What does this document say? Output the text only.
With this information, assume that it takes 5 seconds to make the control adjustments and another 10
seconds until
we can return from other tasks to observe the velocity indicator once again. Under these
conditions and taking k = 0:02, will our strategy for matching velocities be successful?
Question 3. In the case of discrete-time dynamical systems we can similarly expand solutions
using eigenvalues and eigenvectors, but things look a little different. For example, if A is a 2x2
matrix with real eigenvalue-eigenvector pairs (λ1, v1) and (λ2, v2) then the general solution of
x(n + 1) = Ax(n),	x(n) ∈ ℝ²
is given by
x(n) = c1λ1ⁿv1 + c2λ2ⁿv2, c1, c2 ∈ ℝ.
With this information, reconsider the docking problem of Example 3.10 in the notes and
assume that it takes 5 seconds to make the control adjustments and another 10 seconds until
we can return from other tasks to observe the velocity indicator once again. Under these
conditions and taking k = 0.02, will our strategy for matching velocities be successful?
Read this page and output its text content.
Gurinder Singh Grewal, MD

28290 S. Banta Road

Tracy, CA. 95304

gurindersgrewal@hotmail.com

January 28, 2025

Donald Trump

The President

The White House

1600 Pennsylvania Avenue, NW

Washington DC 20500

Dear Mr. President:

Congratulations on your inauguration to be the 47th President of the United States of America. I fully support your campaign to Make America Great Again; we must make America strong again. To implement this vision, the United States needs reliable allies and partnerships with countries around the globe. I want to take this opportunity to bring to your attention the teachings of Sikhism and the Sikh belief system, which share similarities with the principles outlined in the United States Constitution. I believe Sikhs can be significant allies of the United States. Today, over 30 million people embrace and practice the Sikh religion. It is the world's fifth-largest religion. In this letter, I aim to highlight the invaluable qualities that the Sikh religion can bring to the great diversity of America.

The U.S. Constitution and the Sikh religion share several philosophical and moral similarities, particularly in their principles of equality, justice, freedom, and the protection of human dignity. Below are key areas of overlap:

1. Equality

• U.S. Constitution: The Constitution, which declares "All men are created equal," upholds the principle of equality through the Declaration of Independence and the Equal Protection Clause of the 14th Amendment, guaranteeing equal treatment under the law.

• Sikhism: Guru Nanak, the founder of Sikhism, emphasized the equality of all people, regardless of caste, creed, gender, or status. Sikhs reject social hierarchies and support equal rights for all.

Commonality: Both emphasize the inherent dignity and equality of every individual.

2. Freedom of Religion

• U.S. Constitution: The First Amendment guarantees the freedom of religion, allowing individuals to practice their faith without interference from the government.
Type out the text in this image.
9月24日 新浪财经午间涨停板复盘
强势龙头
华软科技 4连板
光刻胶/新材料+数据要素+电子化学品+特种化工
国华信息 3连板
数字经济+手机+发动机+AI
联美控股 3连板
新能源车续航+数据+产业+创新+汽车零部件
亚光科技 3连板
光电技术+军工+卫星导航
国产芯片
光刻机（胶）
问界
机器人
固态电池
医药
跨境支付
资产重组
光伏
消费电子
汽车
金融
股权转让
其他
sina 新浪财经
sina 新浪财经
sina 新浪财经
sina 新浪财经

------------------------------------

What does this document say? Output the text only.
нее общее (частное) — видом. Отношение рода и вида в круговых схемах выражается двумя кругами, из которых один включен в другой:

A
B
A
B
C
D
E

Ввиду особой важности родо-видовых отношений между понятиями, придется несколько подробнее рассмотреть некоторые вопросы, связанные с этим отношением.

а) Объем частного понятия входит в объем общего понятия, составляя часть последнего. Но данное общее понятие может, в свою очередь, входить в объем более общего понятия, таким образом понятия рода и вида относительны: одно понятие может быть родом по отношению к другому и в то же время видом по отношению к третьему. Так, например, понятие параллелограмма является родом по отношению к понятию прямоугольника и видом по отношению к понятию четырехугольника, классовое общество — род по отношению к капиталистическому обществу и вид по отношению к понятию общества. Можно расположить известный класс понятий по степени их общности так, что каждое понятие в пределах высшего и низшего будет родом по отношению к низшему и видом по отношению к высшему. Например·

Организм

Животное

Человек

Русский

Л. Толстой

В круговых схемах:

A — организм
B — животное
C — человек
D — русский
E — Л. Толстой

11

------------------------------------

:: EXERCISE DIRECTIONS ::
Reply with one number only, the count of lines above that hold the string "matching".

:: SOLUTION FOR THIS EXERCISE ::
2